** START OF RECORDS FOR PROCESSING **

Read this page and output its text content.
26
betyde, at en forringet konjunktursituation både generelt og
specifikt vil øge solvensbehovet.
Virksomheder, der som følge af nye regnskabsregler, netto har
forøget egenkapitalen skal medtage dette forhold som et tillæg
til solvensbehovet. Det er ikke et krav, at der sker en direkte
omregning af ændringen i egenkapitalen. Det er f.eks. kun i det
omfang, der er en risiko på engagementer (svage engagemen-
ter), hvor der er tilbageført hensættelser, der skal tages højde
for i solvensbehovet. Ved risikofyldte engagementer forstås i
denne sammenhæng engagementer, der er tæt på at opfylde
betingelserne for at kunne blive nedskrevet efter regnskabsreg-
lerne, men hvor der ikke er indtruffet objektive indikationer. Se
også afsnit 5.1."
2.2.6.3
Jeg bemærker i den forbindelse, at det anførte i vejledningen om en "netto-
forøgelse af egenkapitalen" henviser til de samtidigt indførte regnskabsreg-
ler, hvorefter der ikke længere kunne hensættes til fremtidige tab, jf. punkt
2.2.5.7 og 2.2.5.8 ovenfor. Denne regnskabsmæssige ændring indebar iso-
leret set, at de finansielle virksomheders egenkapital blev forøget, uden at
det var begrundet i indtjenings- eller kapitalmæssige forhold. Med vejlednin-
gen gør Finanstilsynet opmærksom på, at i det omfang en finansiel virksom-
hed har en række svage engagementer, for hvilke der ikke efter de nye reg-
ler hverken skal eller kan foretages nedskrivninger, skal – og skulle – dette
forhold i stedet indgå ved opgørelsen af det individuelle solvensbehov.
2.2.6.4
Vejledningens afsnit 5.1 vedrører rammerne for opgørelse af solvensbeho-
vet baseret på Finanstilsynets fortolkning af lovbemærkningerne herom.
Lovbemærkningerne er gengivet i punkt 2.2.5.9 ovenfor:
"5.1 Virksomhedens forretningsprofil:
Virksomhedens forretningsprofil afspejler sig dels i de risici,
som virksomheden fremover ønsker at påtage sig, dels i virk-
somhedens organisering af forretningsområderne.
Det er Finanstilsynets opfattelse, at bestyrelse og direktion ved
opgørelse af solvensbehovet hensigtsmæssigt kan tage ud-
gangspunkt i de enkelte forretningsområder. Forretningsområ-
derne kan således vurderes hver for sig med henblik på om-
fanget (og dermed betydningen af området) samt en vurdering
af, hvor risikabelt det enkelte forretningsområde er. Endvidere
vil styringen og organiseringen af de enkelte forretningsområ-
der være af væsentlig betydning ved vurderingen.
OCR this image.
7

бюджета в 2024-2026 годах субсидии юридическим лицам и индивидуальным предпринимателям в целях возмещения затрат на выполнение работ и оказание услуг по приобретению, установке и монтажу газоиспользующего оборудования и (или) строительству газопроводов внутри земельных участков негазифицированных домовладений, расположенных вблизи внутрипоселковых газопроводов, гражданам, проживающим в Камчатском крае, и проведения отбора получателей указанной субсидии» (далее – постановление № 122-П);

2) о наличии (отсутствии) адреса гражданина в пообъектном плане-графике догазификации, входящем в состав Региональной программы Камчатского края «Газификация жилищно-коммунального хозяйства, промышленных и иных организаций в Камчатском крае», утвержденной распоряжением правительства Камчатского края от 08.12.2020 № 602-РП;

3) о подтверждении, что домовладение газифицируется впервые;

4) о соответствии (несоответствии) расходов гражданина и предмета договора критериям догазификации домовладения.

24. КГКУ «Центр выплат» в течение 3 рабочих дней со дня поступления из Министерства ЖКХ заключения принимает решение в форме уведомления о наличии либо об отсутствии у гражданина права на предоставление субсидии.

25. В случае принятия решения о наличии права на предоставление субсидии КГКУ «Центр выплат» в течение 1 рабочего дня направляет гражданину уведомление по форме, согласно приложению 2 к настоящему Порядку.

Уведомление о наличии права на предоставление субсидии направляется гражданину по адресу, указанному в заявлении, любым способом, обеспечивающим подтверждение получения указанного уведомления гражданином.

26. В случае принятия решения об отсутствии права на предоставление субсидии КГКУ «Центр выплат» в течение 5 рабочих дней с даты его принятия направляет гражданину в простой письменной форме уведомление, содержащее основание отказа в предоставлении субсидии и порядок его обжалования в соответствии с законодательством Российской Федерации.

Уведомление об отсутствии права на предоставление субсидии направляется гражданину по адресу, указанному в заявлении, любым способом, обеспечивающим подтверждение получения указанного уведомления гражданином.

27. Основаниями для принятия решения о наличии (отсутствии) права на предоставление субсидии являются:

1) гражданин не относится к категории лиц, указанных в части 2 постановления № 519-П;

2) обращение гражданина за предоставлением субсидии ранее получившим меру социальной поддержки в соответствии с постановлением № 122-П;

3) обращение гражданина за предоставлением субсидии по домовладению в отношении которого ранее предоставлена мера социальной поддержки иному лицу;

** END OF RECORDS FOR PROCESSING **

◆ WHAT IS REQUIRED
Extract all the material, leaving every line as it is.

◆ SOLUTION FOR THIS EXERCISE
Read this page and output its text content.
26
betyde, at en forringet konjunktursituation både generelt og
specifikt vil øge solvensbehovet.
Virksomheder, der som følge af nye regnskabsregler, netto har
forøget egenkapitalen skal medtage dette forhold som et tillæg
til solvensbehovet. Det er ikke et krav, at der sker en direkte
omregning af ændringen i egenkapitalen. Det er f.eks. kun i det
omfang, der er en risiko på engagementer (svage engagemen-
ter), hvor der er tilbageført hensættelser, der skal tages højde
for i solvensbehovet. Ved risikofyldte engagementer forstås i
denne sammenhæng engagementer, der er tæt på at opfylde
betingelserne for at kunne blive nedskrevet efter regnskabsreg-
lerne, men hvor der ikke er indtruffet objektive indikationer. Se
også afsnit 5.1."
2.2.6.3
Jeg bemærker i den forbindelse, at det anførte i vejledningen om en "netto-
forøgelse af egenkapitalen" henviser til de samtidigt indførte regnskabsreg-
ler, hvorefter der ikke længere kunne hensættes til fremtidige tab, jf. punkt
2.2.5.7 og 2.2.5.8 ovenfor. Denne regnskabsmæssige ændring indebar iso-
leret set, at de finansielle virksomheders egenkapital blev forøget, uden at
det var begrundet i indtjenings- eller kapitalmæssige forhold. Med vejlednin-
gen gør Finanstilsynet opmærksom på, at i det omfang en finansiel virksom-
hed har en række svage engagementer, for hvilke der ikke efter de nye reg-
ler hverken skal eller kan foretages nedskrivninger, skal – og skulle – dette
forhold i stedet indgå ved opgørelsen af det individuelle solvensbehov.
2.2.6.4
Vejledningens afsnit 5.1 vedrører rammerne for opgørelse af solvensbeho-
vet baseret på Finanstilsynets fortolkning af lovbemærkningerne herom.
Lovbemærkningerne er gengivet i punkt 2.2.5.9 ovenfor:
"5.1 Virksomhedens forretningsprofil:
Virksomhedens forretningsprofil afspejler sig dels i de risici,
som virksomheden fremover ønsker at påtage sig, dels i virk-
somhedens organisering af forretningsområderne.
Det er Finanstilsynets opfattelse, at bestyrelse og direktion ved
opgørelse af solvensbehovet hensigtsmæssigt kan tage ud-
gangspunkt i de enkelte forretningsområder. Forretningsområ-
derne kan således vurderes hver for sig med henblik på om-
fanget (og dermed betydningen af området) samt en vurdering
af, hvor risikabelt det enkelte forretningsområde er. Endvidere
vil styringen og organiseringen af de enkelte forretningsområ-
der være af væsentlig betydning ved vurderingen.
OCR this image.
7

бюджета в 2024-2026 годах субсидии юридическим лицам и индивидуальным предпринимателям в целях возмещения затрат на выполнение работ и оказание услуг по приобретению, установке и монтажу газоиспользующего оборудования и (или) строительству газопроводов внутри земельных участков негазифицированных домовладений, расположенных вблизи внутрипоселковых газопроводов, гражданам, проживающим в Камчатском крае, и проведения отбора получателей указанной субсидии» (далее – постановление № 122-П);

2) о наличии (отсутствии) адреса гражданина в пообъектном плане-графике догазификации, входящем в состав Региональной программы Камчатского края «Газификация жилищно-коммунального хозяйства, промышленных и иных организаций в Камчатском крае», утвержденной распоряжением правительства Камчатского края от 08.12.2020 № 602-РП;

3) о подтверждении, что домовладение газифицируется впервые;

4) о соответствии (несоответствии) расходов гражданина и предмета договора критериям догазификации домовладения.

24. КГКУ «Центр выплат» в течение 3 рабочих дней со дня поступления из Министерства ЖКХ заключения принимает решение в форме уведомления о наличии либо об отсутствии у гражданина права на предоставление субсидии.

25. В случае принятия решения о наличии права на предоставление субсидии КГКУ «Центр выплат» в течение 1 рабочего дня направляет гражданину уведомление по форме, согласно приложению 2 к настоящему Порядку.

Уведомление о наличии права на предоставление субсидии направляется гражданину по адресу, указанному в заявлении, любым способом, обеспечивающим подтверждение получения указанного уведомления гражданином.

26. В случае принятия решения об отсутствии права на предоставление субсидии КГКУ «Центр выплат» в течение 5 рабочих дней с даты его принятия направляет гражданину в простой письменной форме уведомление, содержащее основание отказа в предоставлении субсидии и порядок его обжалования в соответствии с законодательством Российской Федерации.

Уведомление об отсутствии права на предоставление субсидии направляется гражданину по адресу, указанному в заявлении, любым способом, обеспечивающим подтверждение получения указанного уведомления гражданином.

27. Основаниями для принятия решения о наличии (отсутствии) права на предоставление субсидии являются:

1) гражданин не относится к категории лиц, указанных в части 2 постановления № 519-П;

2) обращение гражданина за предоставлением субсидии ранее получившим меру социальной поддержки в соответствии с постановлением № 122-П;

3) обращение гражданина за предоставлением субсидии по домовладению в отношении которого ранее предоставлена мера социальной поддержки иному лицу;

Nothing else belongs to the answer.